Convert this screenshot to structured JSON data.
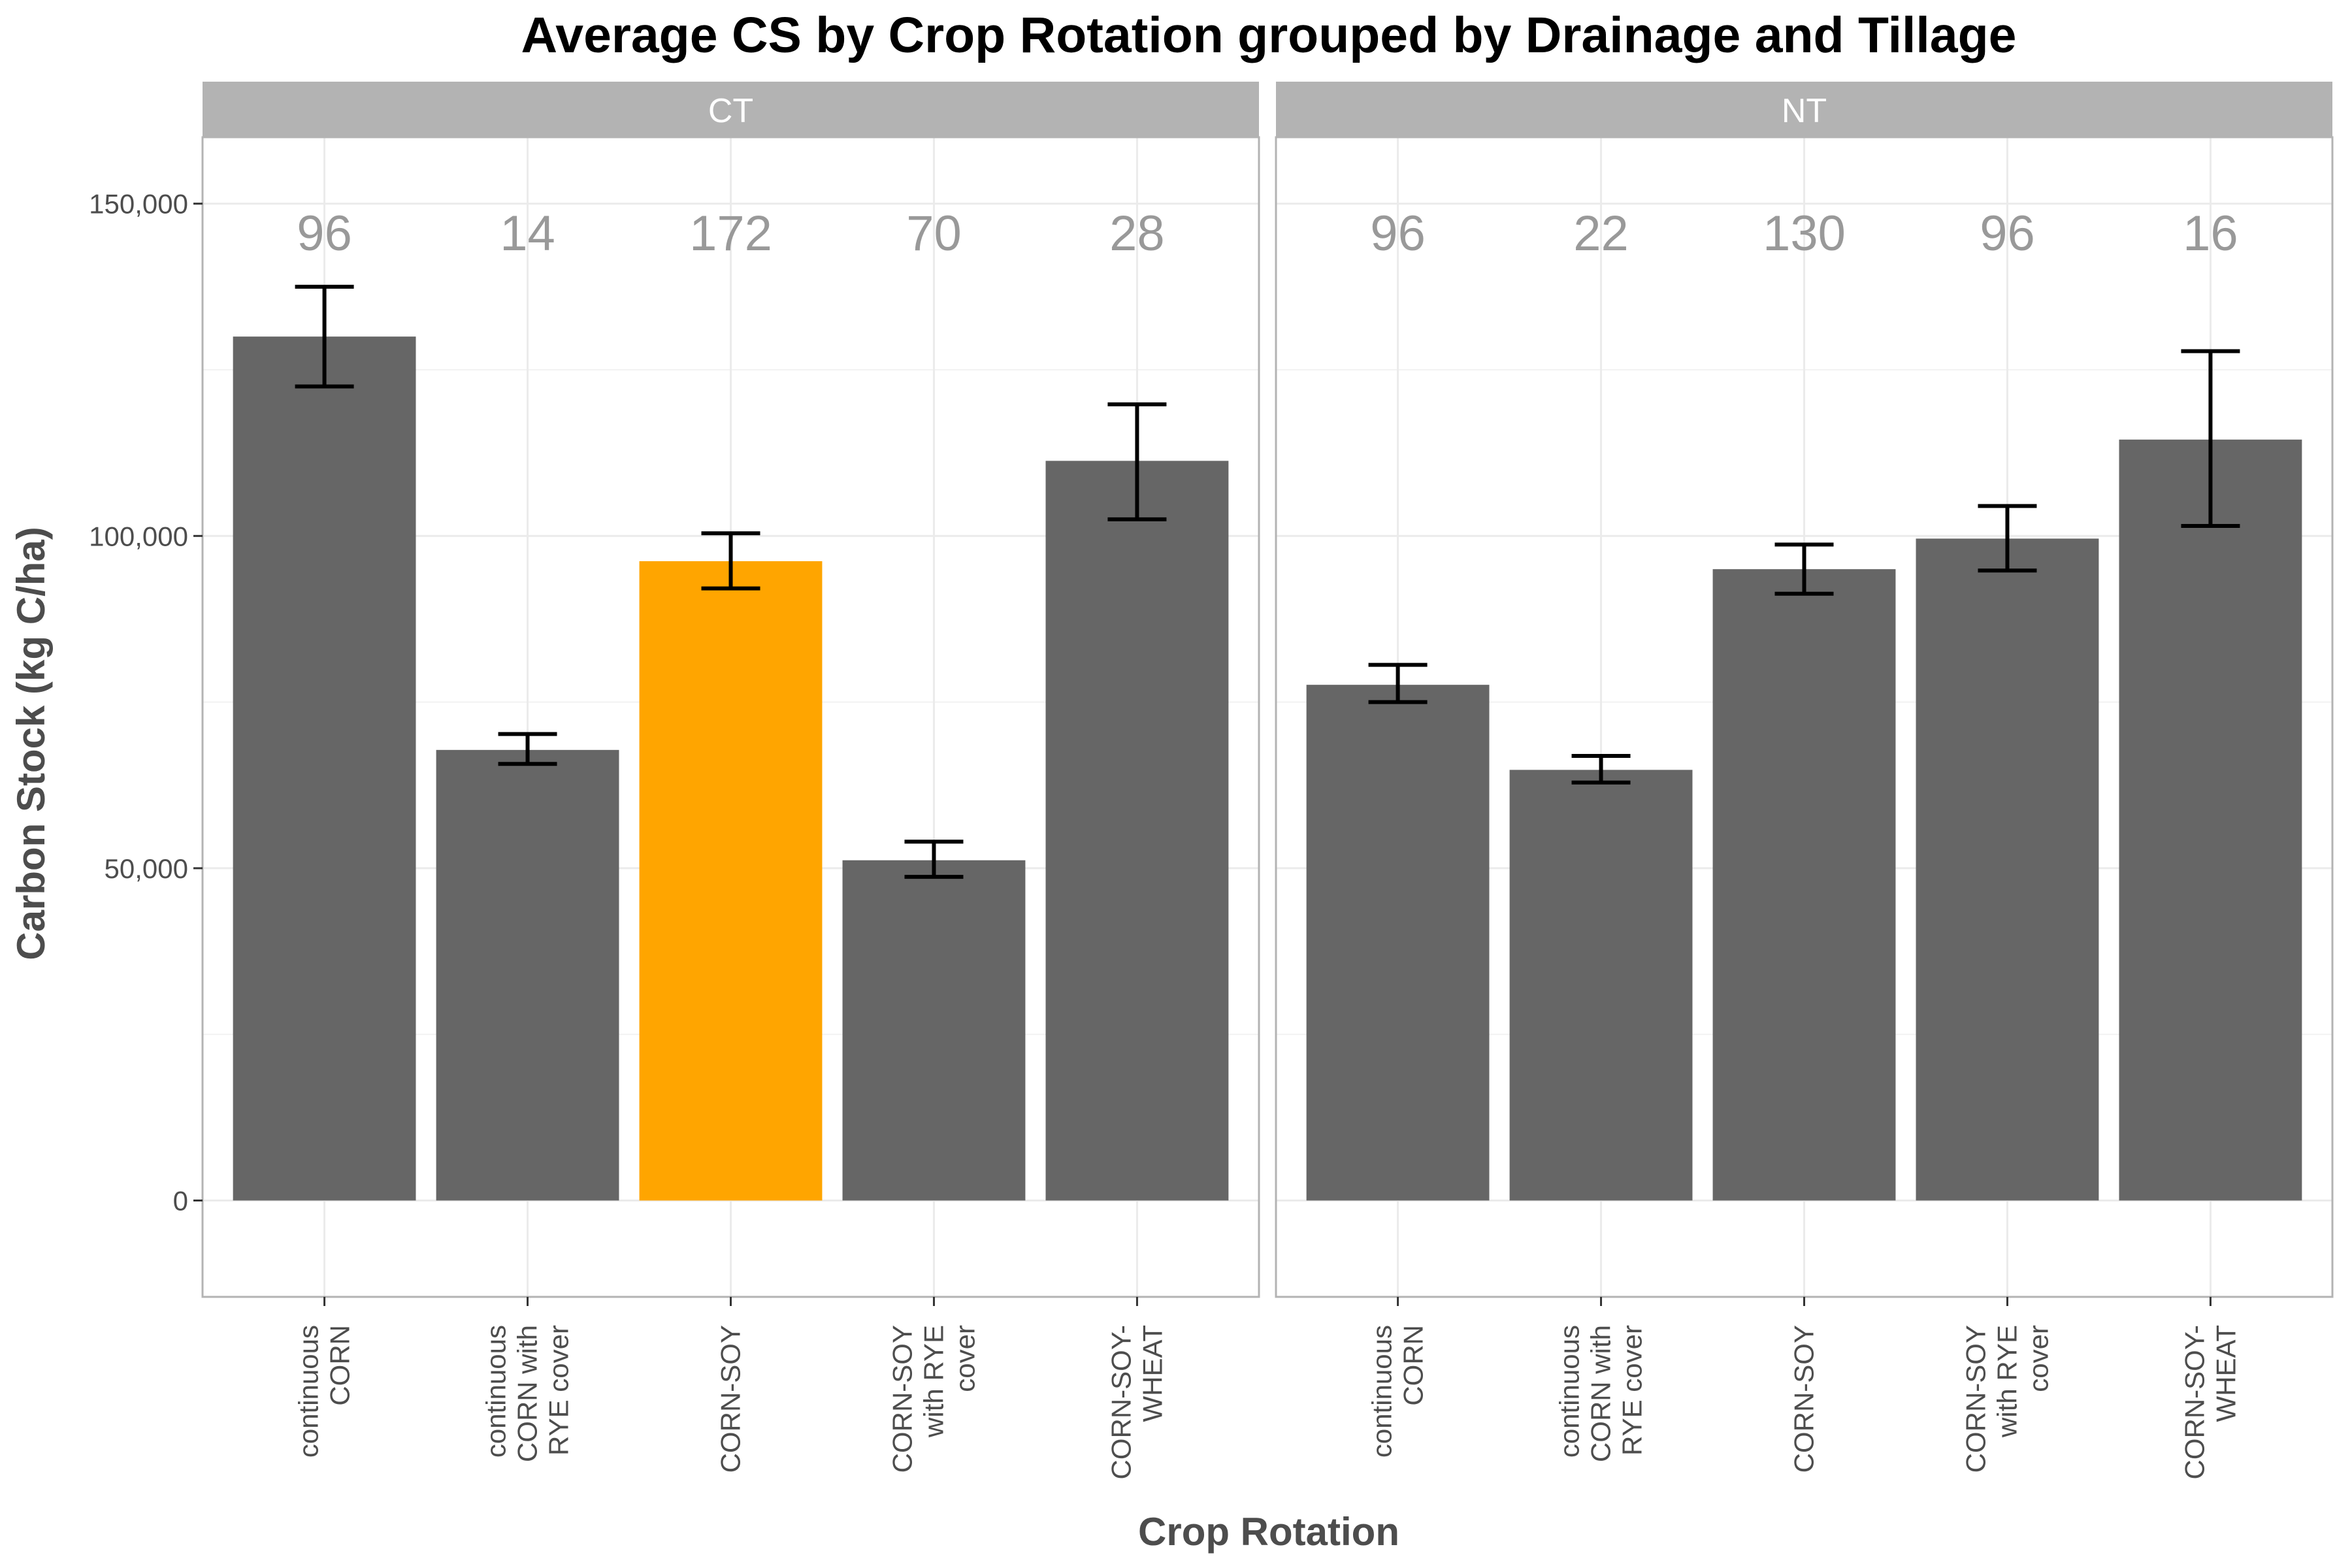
{
  "chart_data": {
    "type": "bar",
    "title": "Average CS by Crop Rotation grouped by Drainage and Tillage",
    "xlabel": "Crop Rotation",
    "ylabel": "Carbon Stock (kg C/ha)",
    "ylim": [
      -14500,
      160000
    ],
    "yticks": [
      0,
      50000,
      100000,
      150000
    ],
    "ytick_labels": [
      "0",
      "50,000",
      "100,000",
      "150,000"
    ],
    "grid": true,
    "colors": {
      "bar": "#666666",
      "highlight": "#ffa500",
      "strip": "#b3b3b3",
      "count_label": "#999999",
      "errorbar": "#000000"
    },
    "categories": [
      [
        "continuous",
        "CORN"
      ],
      [
        "continuous",
        "CORN with",
        "RYE cover"
      ],
      [
        "CORN-SOY"
      ],
      [
        "CORN-SOY",
        "with RYE",
        "cover"
      ],
      [
        "CORN-SOY-",
        "WHEAT"
      ]
    ],
    "panels": [
      {
        "name": "CT",
        "highlight_index": 2,
        "values": [
          130000,
          67800,
          96200,
          51200,
          111300
        ],
        "error_low": [
          122500,
          65700,
          92100,
          48700,
          102500
        ],
        "error_high": [
          137500,
          70200,
          100400,
          54000,
          119800
        ],
        "counts": [
          "96",
          "14",
          "172",
          "70",
          "28"
        ]
      },
      {
        "name": "NT",
        "highlight_index": null,
        "category_labels": [
          [
            "continuous",
            "CORN"
          ],
          [
            "continuous",
            "CORN with",
            "RYE cover"
          ],
          [
            "CORN-SOY"
          ],
          [
            "CORN-SOY",
            "with RYE",
            "cover"
          ],
          [
            "CORN-SOY-",
            "WHEAT"
          ]
        ],
        "values": [
          77600,
          64800,
          95000,
          99600,
          114500
        ],
        "error_low": [
          75000,
          62900,
          91300,
          94800,
          101500
        ],
        "error_high": [
          80600,
          66900,
          98700,
          104500,
          127800
        ],
        "counts": [
          "96",
          "22",
          "130",
          "96",
          "16"
        ]
      }
    ]
  }
}
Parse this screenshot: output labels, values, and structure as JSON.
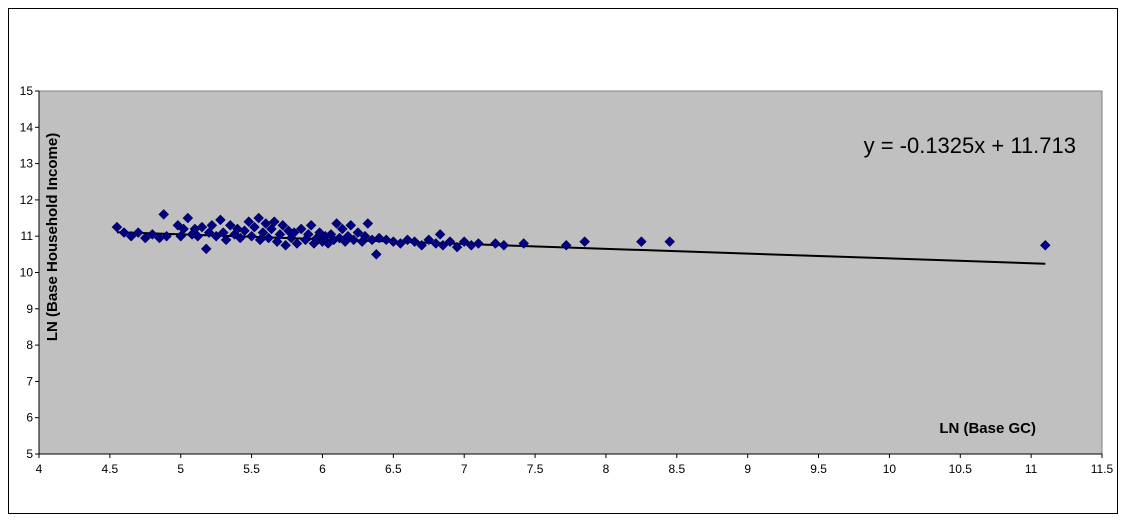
{
  "chart_data": {
    "type": "scatter",
    "title": "",
    "xlabel": "LN (Base GC)",
    "ylabel": "LN (Base Household Income)",
    "xlim": [
      4,
      11.5
    ],
    "ylim": [
      5,
      15
    ],
    "x_ticks": [
      "4",
      "4.5",
      "5",
      "5.5",
      "6",
      "6.5",
      "7",
      "7.5",
      "8",
      "8.5",
      "9",
      "9.5",
      "10",
      "10.5",
      "11",
      "11.5"
    ],
    "y_ticks": [
      "5",
      "6",
      "7",
      "8",
      "9",
      "10",
      "11",
      "12",
      "13",
      "14",
      "15"
    ],
    "grid": false,
    "legend": "none",
    "annotations": [
      {
        "text": "y = -0.1325x + 11.713"
      }
    ],
    "trendline": {
      "slope": -0.1325,
      "intercept": 11.713,
      "x_range": [
        4.55,
        11.1
      ]
    },
    "colors": {
      "plot_background": "#c0c0c0",
      "marker": "#000080",
      "trendline": "#000000"
    },
    "series": [
      {
        "marker": "diamond",
        "points": [
          [
            4.55,
            11.25
          ],
          [
            4.6,
            11.1
          ],
          [
            4.65,
            11.0
          ],
          [
            4.7,
            11.1
          ],
          [
            4.75,
            10.95
          ],
          [
            4.8,
            11.05
          ],
          [
            4.85,
            10.95
          ],
          [
            4.88,
            11.6
          ],
          [
            4.9,
            11.0
          ],
          [
            4.98,
            11.3
          ],
          [
            5.0,
            11.0
          ],
          [
            5.02,
            11.2
          ],
          [
            5.05,
            11.5
          ],
          [
            5.08,
            11.05
          ],
          [
            5.1,
            11.2
          ],
          [
            5.12,
            11.0
          ],
          [
            5.15,
            11.25
          ],
          [
            5.18,
            10.65
          ],
          [
            5.2,
            11.1
          ],
          [
            5.22,
            11.3
          ],
          [
            5.25,
            11.0
          ],
          [
            5.28,
            11.45
          ],
          [
            5.3,
            11.1
          ],
          [
            5.32,
            10.9
          ],
          [
            5.35,
            11.3
          ],
          [
            5.38,
            11.05
          ],
          [
            5.4,
            11.2
          ],
          [
            5.42,
            10.95
          ],
          [
            5.45,
            11.15
          ],
          [
            5.48,
            11.4
          ],
          [
            5.5,
            11.0
          ],
          [
            5.52,
            11.25
          ],
          [
            5.55,
            11.5
          ],
          [
            5.56,
            10.9
          ],
          [
            5.58,
            11.1
          ],
          [
            5.6,
            11.35
          ],
          [
            5.62,
            10.95
          ],
          [
            5.64,
            11.2
          ],
          [
            5.66,
            11.4
          ],
          [
            5.68,
            10.85
          ],
          [
            5.7,
            11.05
          ],
          [
            5.72,
            11.3
          ],
          [
            5.74,
            10.75
          ],
          [
            5.76,
            11.15
          ],
          [
            5.78,
            10.95
          ],
          [
            5.8,
            11.1
          ],
          [
            5.82,
            10.8
          ],
          [
            5.85,
            11.2
          ],
          [
            5.88,
            10.9
          ],
          [
            5.9,
            11.05
          ],
          [
            5.92,
            11.3
          ],
          [
            5.94,
            10.8
          ],
          [
            5.96,
            10.95
          ],
          [
            5.98,
            11.1
          ],
          [
            6.0,
            10.85
          ],
          [
            6.02,
            11.0
          ],
          [
            6.04,
            10.8
          ],
          [
            6.06,
            11.05
          ],
          [
            6.08,
            10.9
          ],
          [
            6.1,
            11.35
          ],
          [
            6.12,
            10.95
          ],
          [
            6.14,
            11.2
          ],
          [
            6.16,
            10.85
          ],
          [
            6.18,
            11.0
          ],
          [
            6.2,
            11.3
          ],
          [
            6.22,
            10.9
          ],
          [
            6.25,
            11.1
          ],
          [
            6.28,
            10.85
          ],
          [
            6.3,
            11.0
          ],
          [
            6.32,
            11.35
          ],
          [
            6.35,
            10.9
          ],
          [
            6.38,
            10.5
          ],
          [
            6.4,
            10.95
          ],
          [
            6.45,
            10.9
          ],
          [
            6.5,
            10.85
          ],
          [
            6.55,
            10.8
          ],
          [
            6.6,
            10.9
          ],
          [
            6.65,
            10.85
          ],
          [
            6.7,
            10.75
          ],
          [
            6.75,
            10.9
          ],
          [
            6.8,
            10.8
          ],
          [
            6.83,
            11.05
          ],
          [
            6.85,
            10.75
          ],
          [
            6.9,
            10.85
          ],
          [
            6.95,
            10.7
          ],
          [
            7.0,
            10.85
          ],
          [
            7.05,
            10.75
          ],
          [
            7.1,
            10.8
          ],
          [
            7.22,
            10.8
          ],
          [
            7.28,
            10.75
          ],
          [
            7.42,
            10.8
          ],
          [
            7.72,
            10.75
          ],
          [
            7.85,
            10.85
          ],
          [
            8.25,
            10.85
          ],
          [
            8.45,
            10.85
          ],
          [
            11.1,
            10.75
          ]
        ]
      }
    ]
  }
}
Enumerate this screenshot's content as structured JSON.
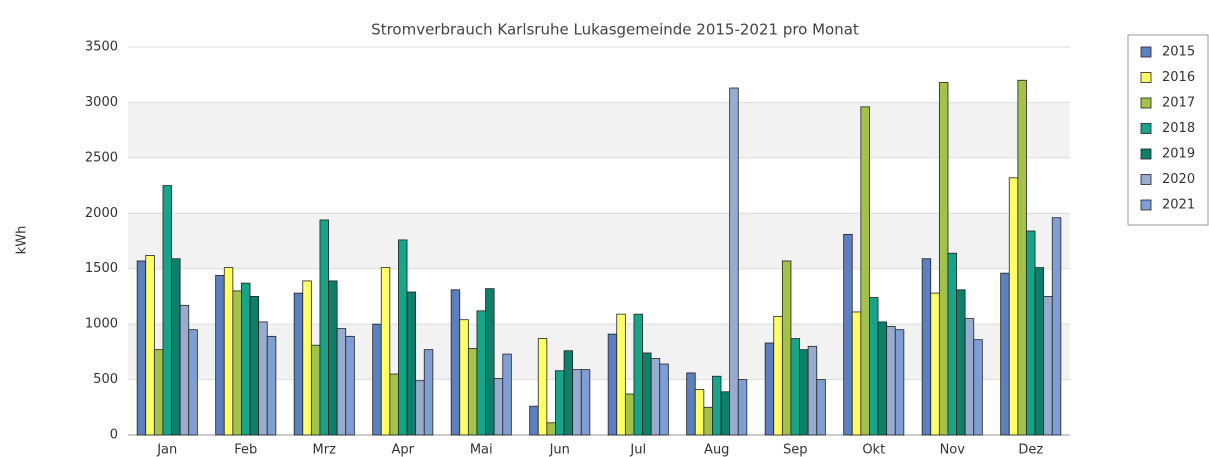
{
  "chart_data": {
    "type": "bar",
    "title": "Stromverbrauch Karlsruhe Lukasgemeinde 2015-2021 pro Monat",
    "y_label": "kWh",
    "categories": [
      "Jan",
      "Feb",
      "Mrz",
      "Apr",
      "Mai",
      "Jun",
      "Jul",
      "Aug",
      "Sep",
      "Okt",
      "Nov",
      "Dez"
    ],
    "series": [
      {
        "name": "2015",
        "color": "#5b7fbf",
        "values": [
          1570,
          1440,
          1280,
          1000,
          1310,
          260,
          910,
          560,
          830,
          1810,
          1590,
          1460
        ]
      },
      {
        "name": "2016",
        "color": "#ffff66",
        "values": [
          1620,
          1510,
          1390,
          1510,
          1040,
          870,
          1090,
          410,
          1070,
          1110,
          1280,
          2320
        ]
      },
      {
        "name": "2017",
        "color": "#a3c24a",
        "values": [
          770,
          1300,
          810,
          550,
          780,
          110,
          370,
          250,
          1570,
          2960,
          3180,
          3200
        ]
      },
      {
        "name": "2018",
        "color": "#16a589",
        "values": [
          2250,
          1370,
          1940,
          1760,
          1120,
          580,
          1090,
          530,
          870,
          1240,
          1640,
          1840
        ]
      },
      {
        "name": "2019",
        "color": "#0e7f6a",
        "values": [
          1590,
          1250,
          1390,
          1290,
          1320,
          760,
          740,
          390,
          770,
          1020,
          1310,
          1510
        ]
      },
      {
        "name": "2020",
        "color": "#98acd0",
        "values": [
          1170,
          1020,
          960,
          490,
          510,
          590,
          690,
          3130,
          800,
          980,
          1050,
          1250
        ]
      },
      {
        "name": "2021",
        "color": "#7f9fd4",
        "values": [
          950,
          890,
          890,
          770,
          730,
          590,
          640,
          500,
          500,
          950,
          860,
          1960
        ]
      }
    ],
    "ylim": [
      0,
      3500
    ],
    "yticks": [
      0,
      500,
      1000,
      1500,
      2000,
      2500,
      3000,
      3500
    ],
    "grid": true,
    "legend": "right"
  }
}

#### To do
How many lines of the records contain the string "JSON"? Respond with the number alone.

#### Response below
3